Images appear in the records below; leave them out and repeat everything else exactly.

── Material for this task

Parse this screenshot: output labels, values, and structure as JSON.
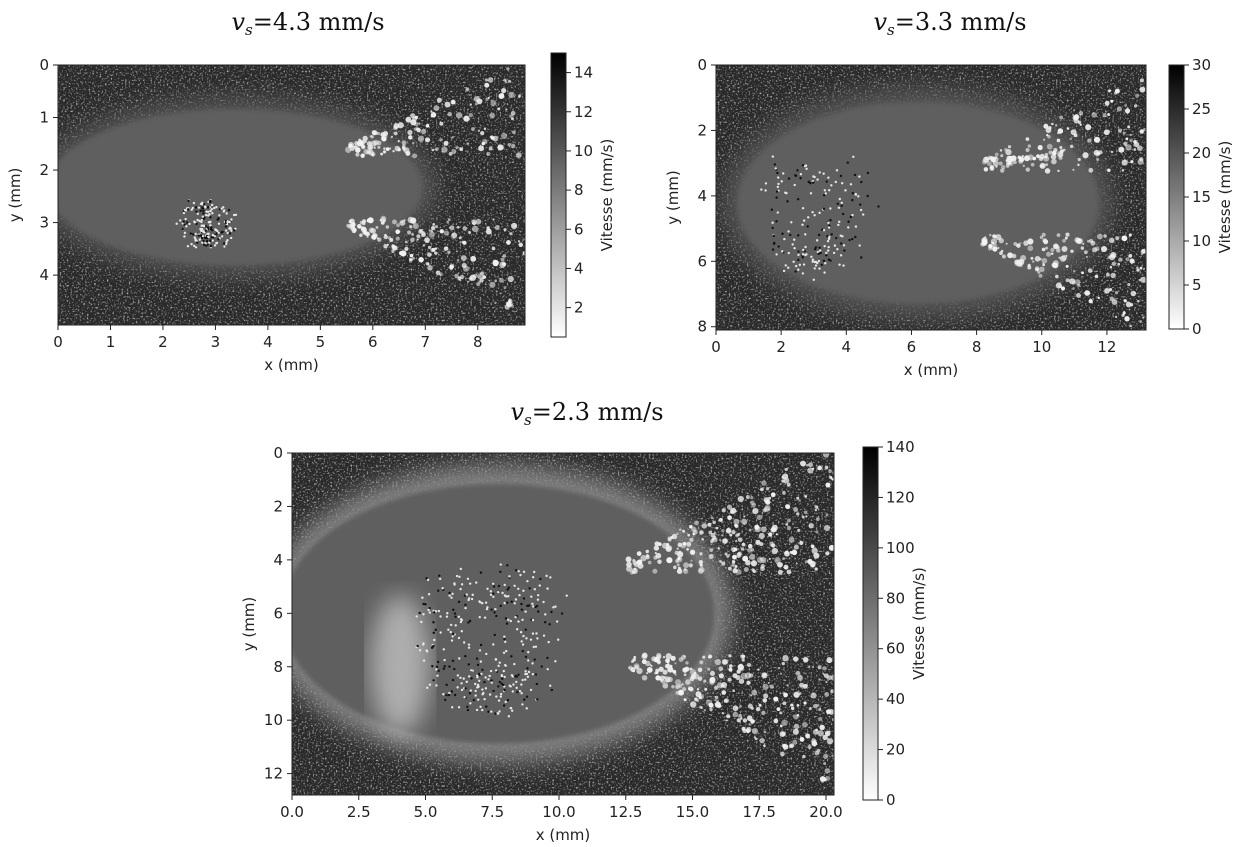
{
  "chart_data": [
    {
      "type": "heatmap",
      "title_var": "v",
      "title_sub": "s",
      "title_value": "=4.3 mm/s",
      "xlabel": "x (mm)",
      "ylabel": "y (mm)",
      "xlim": [
        0,
        8.9
      ],
      "ylim": [
        4.95,
        0
      ],
      "xticks": [
        "0",
        "1",
        "2",
        "3",
        "4",
        "5",
        "6",
        "7",
        "8"
      ],
      "yticks": [
        "0",
        "1",
        "2",
        "3",
        "4"
      ],
      "colorbar": {
        "label": "Vitesse (mm/s)",
        "range": [
          0.5,
          15
        ],
        "ticks": [
          "2",
          "4",
          "6",
          "8",
          "10",
          "12",
          "14"
        ]
      },
      "colormap": "gray_r",
      "grid": false
    },
    {
      "type": "heatmap",
      "title_var": "v",
      "title_sub": "s",
      "title_value": "=3.3 mm/s",
      "xlabel": "x (mm)",
      "ylabel": "y (mm)",
      "xlim": [
        0,
        13.2
      ],
      "ylim": [
        8.1,
        0
      ],
      "xticks": [
        "0",
        "2",
        "4",
        "6",
        "8",
        "10",
        "12"
      ],
      "yticks": [
        "0",
        "2",
        "4",
        "6",
        "8"
      ],
      "colorbar": {
        "label": "Vitesse (mm/s)",
        "range": [
          0,
          30
        ],
        "ticks": [
          "0",
          "5",
          "10",
          "15",
          "20",
          "25",
          "30"
        ]
      },
      "colormap": "gray_r",
      "grid": false
    },
    {
      "type": "heatmap",
      "title_var": "v",
      "title_sub": "s",
      "title_value": "=2.3 mm/s",
      "xlabel": "x (mm)",
      "ylabel": "y (mm)",
      "xlim": [
        0,
        20.3
      ],
      "ylim": [
        12.8,
        0
      ],
      "xticks": [
        "0.0",
        "2.5",
        "5.0",
        "7.5",
        "10.0",
        "12.5",
        "15.0",
        "17.5",
        "20.0"
      ],
      "yticks": [
        "0",
        "2",
        "4",
        "6",
        "8",
        "10",
        "12"
      ],
      "colorbar": {
        "label": "Vitesse (mm/s)",
        "range": [
          0,
          140
        ],
        "ticks": [
          "0",
          "20",
          "40",
          "60",
          "80",
          "100",
          "120",
          "140"
        ]
      },
      "colormap": "gray_r",
      "grid": false
    }
  ]
}
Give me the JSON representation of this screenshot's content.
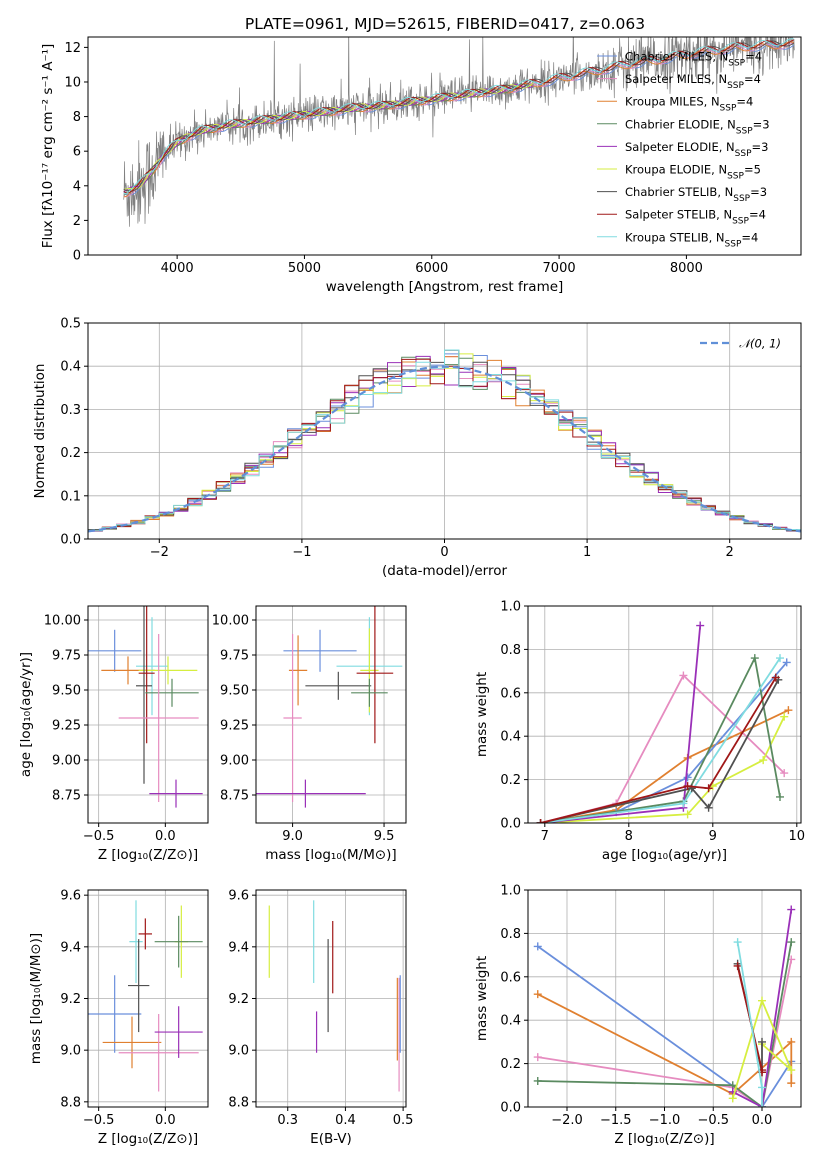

────

[Response for this exercise]
Parse this screenshot: output labels, values, and structure as JSON.
{
  "chart_data": [
    {
      "type": "heatmap",
      "title_var": "v",
      "title_sub": "s",
      "title_value": "=4.3 mm/s",
      "xlabel": "x (mm)",
      "ylabel": "y (mm)",
      "xlim": [
        0,
        8.9
      ],
      "ylim": [
        4.95,
        0
      ],
      "xticks": [
        "0",
        "1",
        "2",
        "3",
        "4",
        "5",
        "6",
        "7",
        "8"
      ],
      "yticks": [
        "0",
        "1",
        "2",
        "3",
        "4"
      ],
      "colorbar": {
        "label": "Vitesse (mm/s)",
        "range": [
          0.5,
          15
        ],
        "ticks": [
          "2",
          "4",
          "6",
          "8",
          "10",
          "12",
          "14"
        ]
      },
      "colormap": "gray_r",
      "grid": false
    },
    {
      "type": "heatmap",
      "title_var": "v",
      "title_sub": "s",
      "title_value": "=3.3 mm/s",
      "xlabel": "x (mm)",
      "ylabel": "y (mm)",
      "xlim": [
        0,
        13.2
      ],
      "ylim": [
        8.1,
        0
      ],
      "xticks": [
        "0",
        "2",
        "4",
        "6",
        "8",
        "10",
        "12"
      ],
      "yticks": [
        "0",
        "2",
        "4",
        "6",
        "8"
      ],
      "colorbar": {
        "label": "Vitesse (mm/s)",
        "range": [
          0,
          30
        ],
        "ticks": [
          "0",
          "5",
          "10",
          "15",
          "20",
          "25",
          "30"
        ]
      },
      "colormap": "gray_r",
      "grid": false
    },
    {
      "type": "heatmap",
      "title_var": "v",
      "title_sub": "s",
      "title_value": "=2.3 mm/s",
      "xlabel": "x (mm)",
      "ylabel": "y (mm)",
      "xlim": [
        0,
        20.3
      ],
      "ylim": [
        12.8,
        0
      ],
      "xticks": [
        "0.0",
        "2.5",
        "5.0",
        "7.5",
        "10.0",
        "12.5",
        "15.0",
        "17.5",
        "20.0"
      ],
      "yticks": [
        "0",
        "2",
        "4",
        "6",
        "8",
        "10",
        "12"
      ],
      "colorbar": {
        "label": "Vitesse (mm/s)",
        "range": [
          0,
          140
        ],
        "ticks": [
          "0",
          "20",
          "40",
          "60",
          "80",
          "100",
          "120",
          "140"
        ]
      },
      "colormap": "gray_r",
      "grid": false
    }
  ]
}
Give me the JSON representation of this screenshot's content.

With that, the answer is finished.